## Task statement
From the entries below, gather each line containing the word "Чили".

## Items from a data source
-- start --
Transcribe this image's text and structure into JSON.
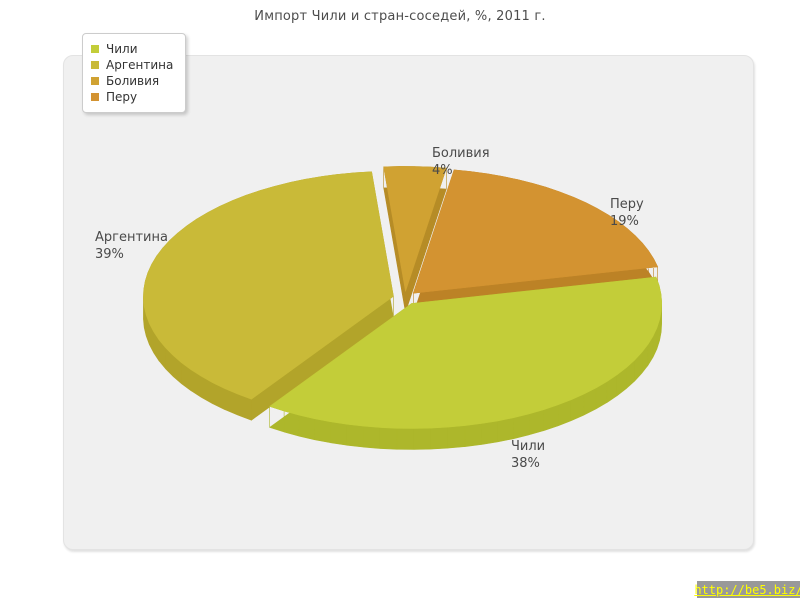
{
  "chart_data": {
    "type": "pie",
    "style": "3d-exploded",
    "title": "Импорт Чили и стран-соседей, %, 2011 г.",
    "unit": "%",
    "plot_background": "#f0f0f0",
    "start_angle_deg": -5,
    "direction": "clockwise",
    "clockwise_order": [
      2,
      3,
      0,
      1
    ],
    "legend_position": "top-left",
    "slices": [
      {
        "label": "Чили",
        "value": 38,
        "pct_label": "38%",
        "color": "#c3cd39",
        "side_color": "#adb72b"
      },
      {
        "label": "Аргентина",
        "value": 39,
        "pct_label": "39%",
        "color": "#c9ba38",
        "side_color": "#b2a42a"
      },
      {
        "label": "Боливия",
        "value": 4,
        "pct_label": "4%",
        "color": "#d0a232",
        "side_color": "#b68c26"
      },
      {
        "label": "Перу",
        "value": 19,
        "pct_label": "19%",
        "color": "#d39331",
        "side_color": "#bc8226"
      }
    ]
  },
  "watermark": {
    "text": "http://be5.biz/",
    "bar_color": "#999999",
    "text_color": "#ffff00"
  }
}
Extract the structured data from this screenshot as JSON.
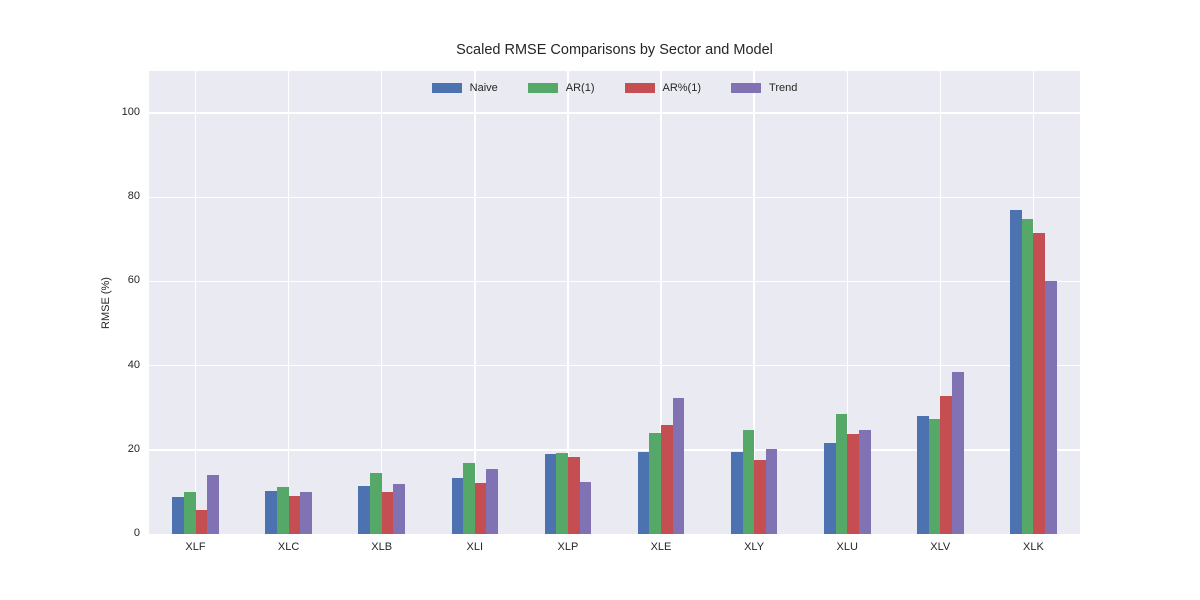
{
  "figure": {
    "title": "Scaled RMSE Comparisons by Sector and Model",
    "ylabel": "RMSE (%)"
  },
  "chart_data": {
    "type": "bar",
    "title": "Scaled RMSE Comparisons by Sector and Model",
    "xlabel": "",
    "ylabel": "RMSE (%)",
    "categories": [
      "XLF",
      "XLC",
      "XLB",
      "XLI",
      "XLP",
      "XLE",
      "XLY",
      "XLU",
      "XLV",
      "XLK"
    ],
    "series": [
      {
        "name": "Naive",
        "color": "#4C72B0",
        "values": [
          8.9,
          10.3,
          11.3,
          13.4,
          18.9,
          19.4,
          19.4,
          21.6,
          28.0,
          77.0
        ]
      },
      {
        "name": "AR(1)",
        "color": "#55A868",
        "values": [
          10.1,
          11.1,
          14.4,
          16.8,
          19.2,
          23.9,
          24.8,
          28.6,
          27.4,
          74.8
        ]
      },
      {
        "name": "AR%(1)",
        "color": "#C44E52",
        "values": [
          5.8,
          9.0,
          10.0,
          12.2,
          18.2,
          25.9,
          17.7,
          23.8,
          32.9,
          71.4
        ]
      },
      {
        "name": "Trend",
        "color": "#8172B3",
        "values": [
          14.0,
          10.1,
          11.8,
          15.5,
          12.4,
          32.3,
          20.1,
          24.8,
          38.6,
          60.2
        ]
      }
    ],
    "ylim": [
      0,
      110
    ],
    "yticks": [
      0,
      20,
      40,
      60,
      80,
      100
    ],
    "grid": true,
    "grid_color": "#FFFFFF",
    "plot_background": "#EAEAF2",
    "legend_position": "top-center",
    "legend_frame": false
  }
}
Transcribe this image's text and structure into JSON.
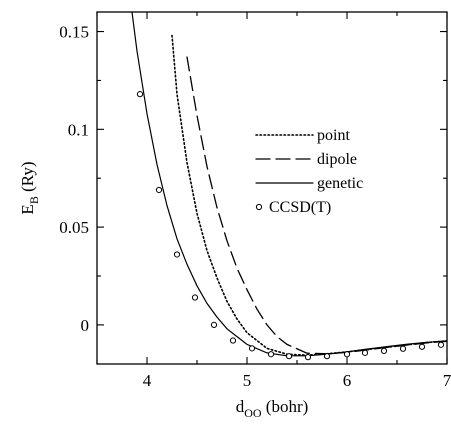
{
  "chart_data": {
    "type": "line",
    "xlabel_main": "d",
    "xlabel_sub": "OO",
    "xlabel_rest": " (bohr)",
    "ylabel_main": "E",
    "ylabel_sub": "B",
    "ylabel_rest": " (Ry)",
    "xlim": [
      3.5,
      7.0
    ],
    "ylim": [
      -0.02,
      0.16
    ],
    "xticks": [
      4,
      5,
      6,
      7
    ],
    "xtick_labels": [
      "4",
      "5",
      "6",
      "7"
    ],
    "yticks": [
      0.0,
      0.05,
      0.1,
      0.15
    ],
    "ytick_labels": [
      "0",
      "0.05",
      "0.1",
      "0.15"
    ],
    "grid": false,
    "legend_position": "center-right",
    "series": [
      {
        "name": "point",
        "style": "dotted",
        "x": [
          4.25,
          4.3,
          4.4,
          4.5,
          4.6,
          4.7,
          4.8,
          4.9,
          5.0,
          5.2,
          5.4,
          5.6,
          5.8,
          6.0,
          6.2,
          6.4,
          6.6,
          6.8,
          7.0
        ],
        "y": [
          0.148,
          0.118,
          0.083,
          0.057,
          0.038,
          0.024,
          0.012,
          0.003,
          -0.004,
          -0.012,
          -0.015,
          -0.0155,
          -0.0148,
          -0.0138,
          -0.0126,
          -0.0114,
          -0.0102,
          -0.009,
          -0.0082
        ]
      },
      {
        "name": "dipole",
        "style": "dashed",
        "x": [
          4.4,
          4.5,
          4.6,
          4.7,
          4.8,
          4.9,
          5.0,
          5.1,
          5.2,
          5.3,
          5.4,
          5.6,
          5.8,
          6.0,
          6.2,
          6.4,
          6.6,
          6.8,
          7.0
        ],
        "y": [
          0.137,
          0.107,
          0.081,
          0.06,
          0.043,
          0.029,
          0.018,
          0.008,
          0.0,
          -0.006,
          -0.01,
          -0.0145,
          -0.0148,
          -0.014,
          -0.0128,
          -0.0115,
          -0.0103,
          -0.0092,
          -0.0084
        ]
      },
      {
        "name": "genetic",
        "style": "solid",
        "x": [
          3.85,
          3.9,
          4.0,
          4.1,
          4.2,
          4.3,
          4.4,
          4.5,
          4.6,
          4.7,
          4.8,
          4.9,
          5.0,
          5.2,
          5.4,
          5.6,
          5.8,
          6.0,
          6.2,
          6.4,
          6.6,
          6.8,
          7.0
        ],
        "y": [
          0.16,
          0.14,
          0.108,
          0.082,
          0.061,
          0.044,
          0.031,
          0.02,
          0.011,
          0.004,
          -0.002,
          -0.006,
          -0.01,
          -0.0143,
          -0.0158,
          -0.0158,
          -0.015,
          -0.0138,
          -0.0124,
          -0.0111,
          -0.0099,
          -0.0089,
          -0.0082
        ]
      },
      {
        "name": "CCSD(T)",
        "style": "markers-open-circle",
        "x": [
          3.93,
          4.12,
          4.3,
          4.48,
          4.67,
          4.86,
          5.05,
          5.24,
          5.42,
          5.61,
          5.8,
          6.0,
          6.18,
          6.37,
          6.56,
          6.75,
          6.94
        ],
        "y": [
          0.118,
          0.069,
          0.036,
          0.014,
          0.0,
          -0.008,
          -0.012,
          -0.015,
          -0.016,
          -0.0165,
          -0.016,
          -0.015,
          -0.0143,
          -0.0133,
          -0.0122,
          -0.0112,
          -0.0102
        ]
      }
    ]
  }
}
-- end --
-- start --
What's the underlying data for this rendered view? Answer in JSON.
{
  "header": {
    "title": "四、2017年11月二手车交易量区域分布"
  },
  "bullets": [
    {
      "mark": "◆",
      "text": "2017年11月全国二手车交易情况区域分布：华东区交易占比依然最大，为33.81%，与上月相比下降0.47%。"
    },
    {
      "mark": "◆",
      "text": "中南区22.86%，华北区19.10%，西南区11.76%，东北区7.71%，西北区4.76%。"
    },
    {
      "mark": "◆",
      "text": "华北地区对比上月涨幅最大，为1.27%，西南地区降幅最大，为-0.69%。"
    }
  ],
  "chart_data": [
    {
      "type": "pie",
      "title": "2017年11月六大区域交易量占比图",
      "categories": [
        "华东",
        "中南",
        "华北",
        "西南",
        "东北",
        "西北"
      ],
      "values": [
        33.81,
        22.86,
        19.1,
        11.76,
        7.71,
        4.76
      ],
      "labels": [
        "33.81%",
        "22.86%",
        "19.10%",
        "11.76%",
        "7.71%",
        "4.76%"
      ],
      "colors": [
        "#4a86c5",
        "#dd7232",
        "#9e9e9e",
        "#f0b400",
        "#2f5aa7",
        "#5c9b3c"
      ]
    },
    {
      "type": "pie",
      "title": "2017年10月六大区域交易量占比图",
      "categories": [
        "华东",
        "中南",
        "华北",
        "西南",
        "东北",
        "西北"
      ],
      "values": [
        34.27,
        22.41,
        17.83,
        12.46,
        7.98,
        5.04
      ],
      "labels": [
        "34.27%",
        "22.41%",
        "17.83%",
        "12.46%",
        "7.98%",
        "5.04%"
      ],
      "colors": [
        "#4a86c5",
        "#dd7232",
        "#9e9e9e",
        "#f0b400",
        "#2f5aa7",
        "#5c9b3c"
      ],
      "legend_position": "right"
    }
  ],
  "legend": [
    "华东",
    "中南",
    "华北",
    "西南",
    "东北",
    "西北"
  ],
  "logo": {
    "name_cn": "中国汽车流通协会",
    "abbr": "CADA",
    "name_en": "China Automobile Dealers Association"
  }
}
-- end --
-- start --
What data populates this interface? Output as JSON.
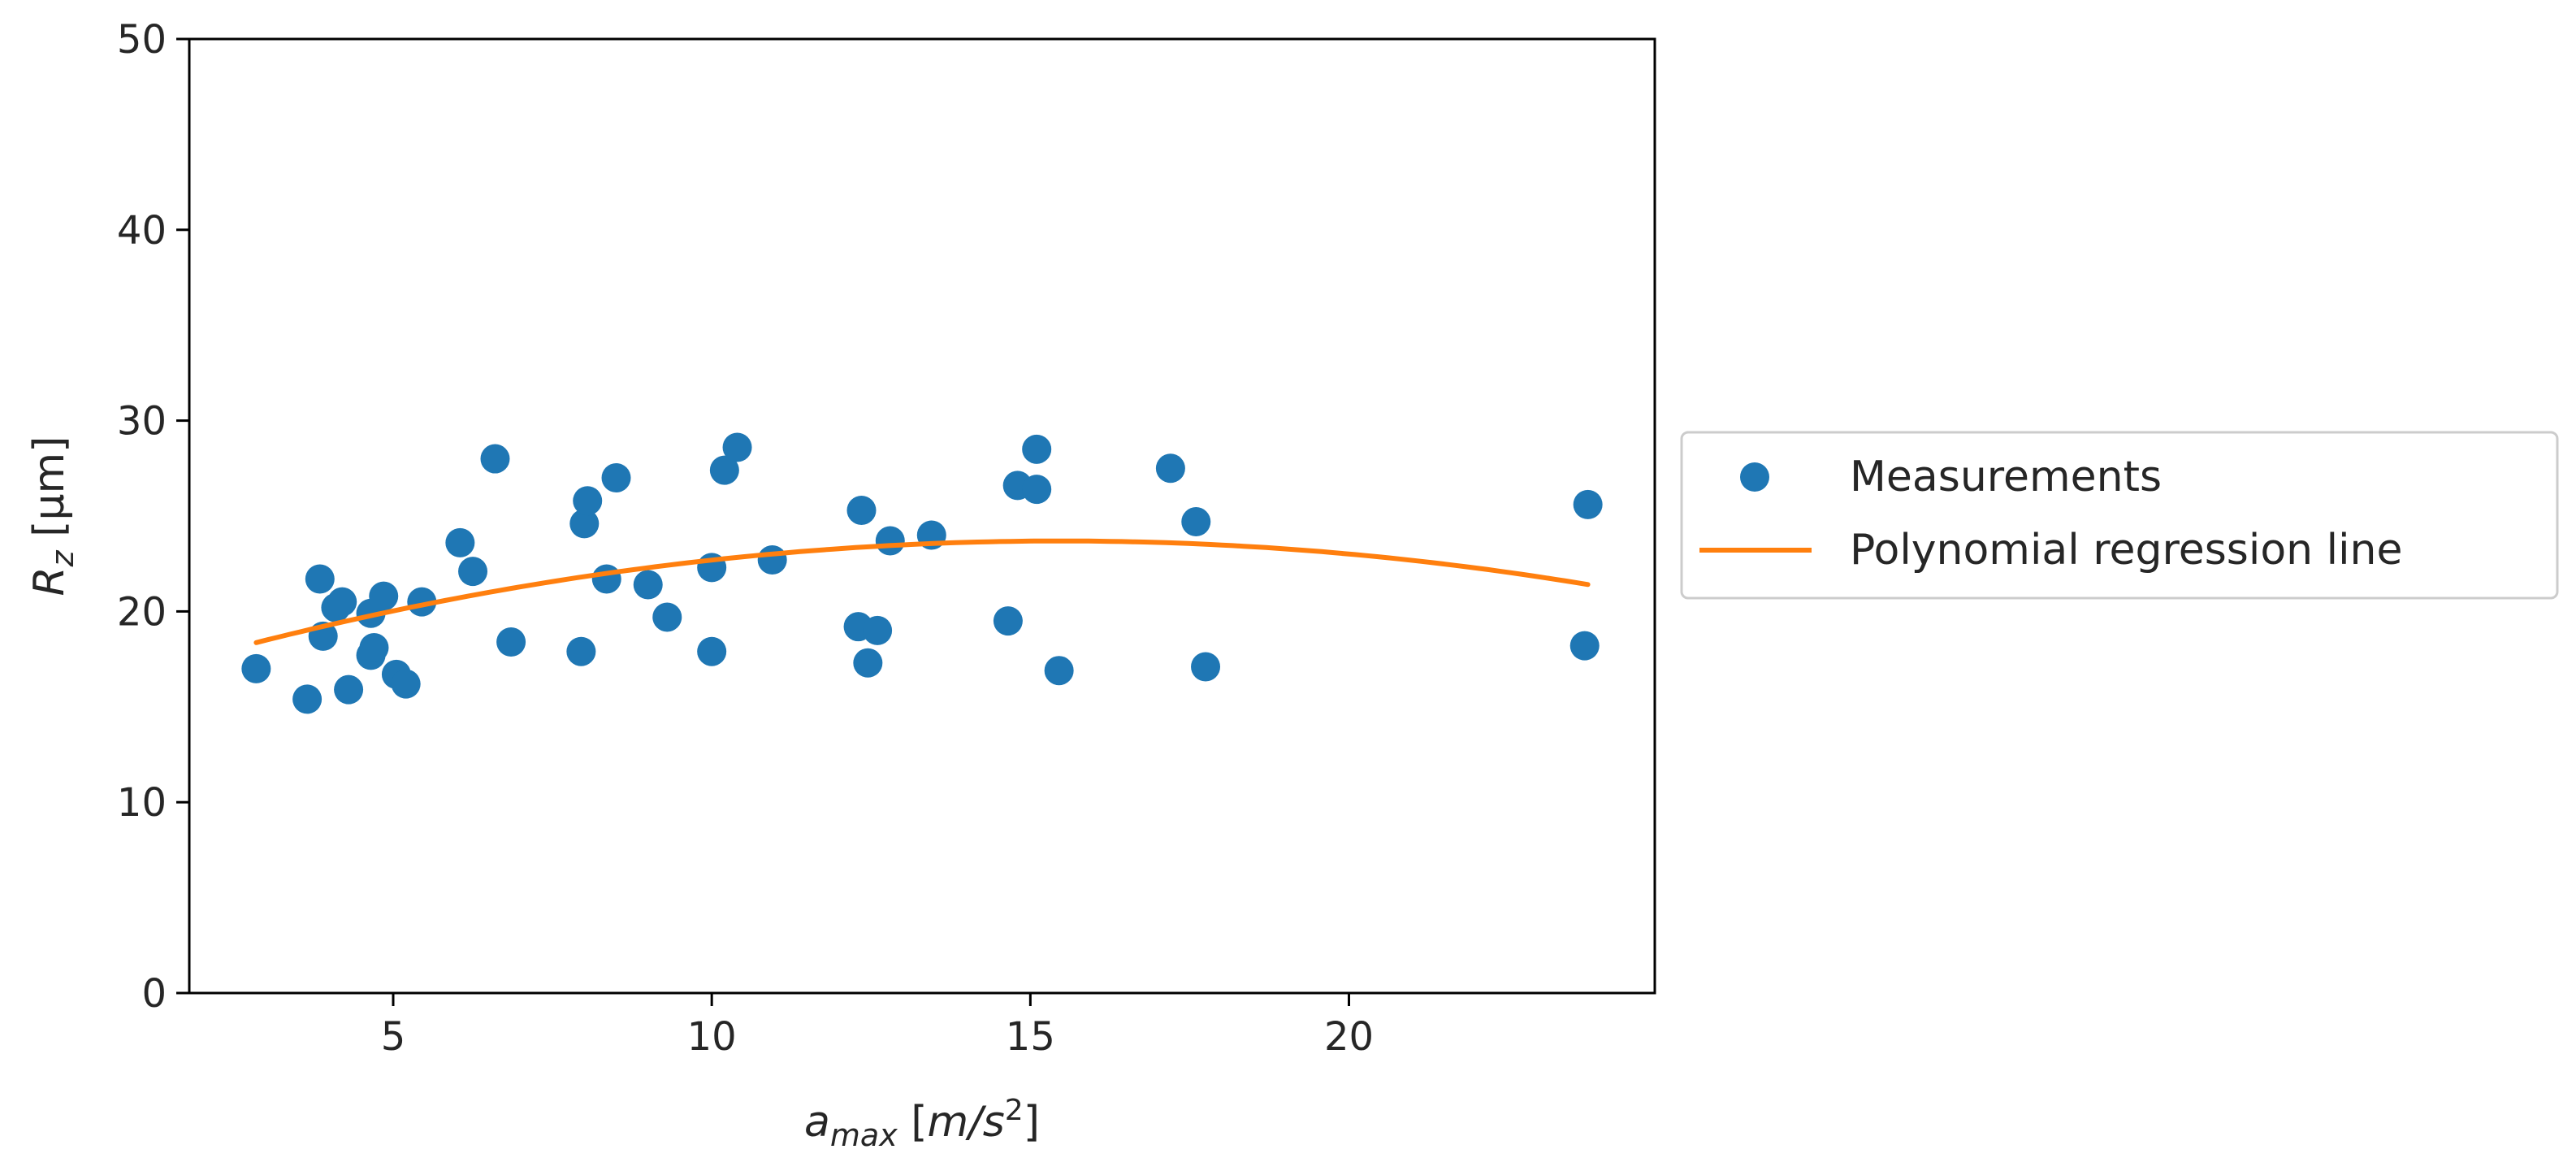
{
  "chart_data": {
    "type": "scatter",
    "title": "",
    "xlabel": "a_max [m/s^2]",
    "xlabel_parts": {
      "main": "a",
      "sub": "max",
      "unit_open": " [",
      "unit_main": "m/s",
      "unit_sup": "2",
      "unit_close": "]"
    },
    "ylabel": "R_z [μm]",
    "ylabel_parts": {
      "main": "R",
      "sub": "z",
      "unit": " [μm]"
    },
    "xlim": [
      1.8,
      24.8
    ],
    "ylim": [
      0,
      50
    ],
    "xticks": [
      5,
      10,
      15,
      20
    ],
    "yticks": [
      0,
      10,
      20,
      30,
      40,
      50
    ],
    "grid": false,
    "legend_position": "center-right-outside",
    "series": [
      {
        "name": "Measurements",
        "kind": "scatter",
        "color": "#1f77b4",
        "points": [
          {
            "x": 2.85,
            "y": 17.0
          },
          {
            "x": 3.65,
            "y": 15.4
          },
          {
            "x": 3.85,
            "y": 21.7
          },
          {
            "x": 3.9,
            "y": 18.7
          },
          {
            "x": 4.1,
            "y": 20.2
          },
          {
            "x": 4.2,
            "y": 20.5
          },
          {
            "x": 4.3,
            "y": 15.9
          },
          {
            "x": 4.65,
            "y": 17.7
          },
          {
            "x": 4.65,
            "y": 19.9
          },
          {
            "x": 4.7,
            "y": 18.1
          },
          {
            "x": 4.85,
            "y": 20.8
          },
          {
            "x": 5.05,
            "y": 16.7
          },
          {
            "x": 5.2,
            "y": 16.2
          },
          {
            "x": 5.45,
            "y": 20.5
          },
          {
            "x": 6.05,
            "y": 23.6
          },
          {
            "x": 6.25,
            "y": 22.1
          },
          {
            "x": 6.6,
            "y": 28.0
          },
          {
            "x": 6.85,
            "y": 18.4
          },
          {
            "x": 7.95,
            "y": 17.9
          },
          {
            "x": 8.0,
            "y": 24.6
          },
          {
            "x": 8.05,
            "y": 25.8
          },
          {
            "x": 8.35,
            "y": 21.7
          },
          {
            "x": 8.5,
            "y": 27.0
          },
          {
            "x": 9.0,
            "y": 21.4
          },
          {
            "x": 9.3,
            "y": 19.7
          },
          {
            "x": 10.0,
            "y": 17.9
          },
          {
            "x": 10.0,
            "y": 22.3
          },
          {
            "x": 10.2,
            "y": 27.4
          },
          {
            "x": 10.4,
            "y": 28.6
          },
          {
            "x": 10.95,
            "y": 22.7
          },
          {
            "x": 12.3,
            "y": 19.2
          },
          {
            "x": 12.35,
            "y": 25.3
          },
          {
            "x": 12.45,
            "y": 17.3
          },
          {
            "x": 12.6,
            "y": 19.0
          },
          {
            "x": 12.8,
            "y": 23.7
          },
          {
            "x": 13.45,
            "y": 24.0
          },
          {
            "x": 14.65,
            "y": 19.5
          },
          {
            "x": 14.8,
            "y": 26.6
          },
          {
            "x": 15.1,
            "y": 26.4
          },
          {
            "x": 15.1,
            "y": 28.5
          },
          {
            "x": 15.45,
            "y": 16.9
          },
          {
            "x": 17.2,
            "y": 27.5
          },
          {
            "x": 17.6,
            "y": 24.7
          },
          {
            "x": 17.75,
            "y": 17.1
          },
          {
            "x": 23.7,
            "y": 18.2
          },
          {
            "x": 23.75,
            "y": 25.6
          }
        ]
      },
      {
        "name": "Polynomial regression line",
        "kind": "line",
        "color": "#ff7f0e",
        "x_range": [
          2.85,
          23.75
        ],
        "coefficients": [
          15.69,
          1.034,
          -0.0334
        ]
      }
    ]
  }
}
-- end --
## Solution for this problem
    "title": "Импорт Чили и стран-соседей, %, 2011 г.",
        "label": "Чили",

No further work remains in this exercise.